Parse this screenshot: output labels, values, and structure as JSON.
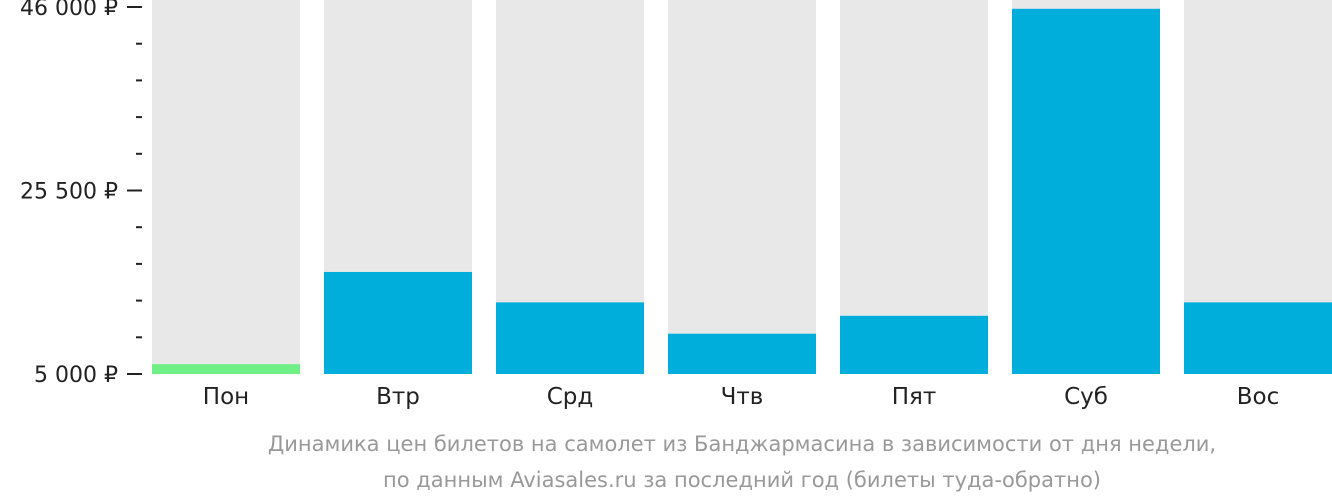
{
  "chart_data": {
    "type": "bar",
    "categories": [
      "Пон",
      "Втр",
      "Срд",
      "Чтв",
      "Пят",
      "Суб",
      "Вос"
    ],
    "values": [
      6100,
      16400,
      13000,
      9500,
      11500,
      45800,
      13000
    ],
    "ylim": [
      5000,
      46000
    ],
    "yticks_labeled": [
      {
        "value": 46000,
        "label": "46 000 ₽"
      },
      {
        "value": 25500,
        "label": "25 500 ₽"
      },
      {
        "value": 5000,
        "label": "5 000 ₽"
      }
    ],
    "minor_tick_count_between_labels": 4,
    "bar_color": "#00AEDC",
    "highlight_color": "#6EF087",
    "highlight_index": 0,
    "background_bar_color": "#E8E8E8",
    "caption": [
      "Динамика цен билетов на самолет из Банджармасина в зависимости от дня недели,",
      "по данным Aviasales.ru за последний год (билеты туда-обратно)"
    ]
  }
}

────────────────────────────────────────

The request. Find "values". Copy every line it occurs in.

Result.
Parse this screenshot: output labels, values, and structure as JSON.
    "values": [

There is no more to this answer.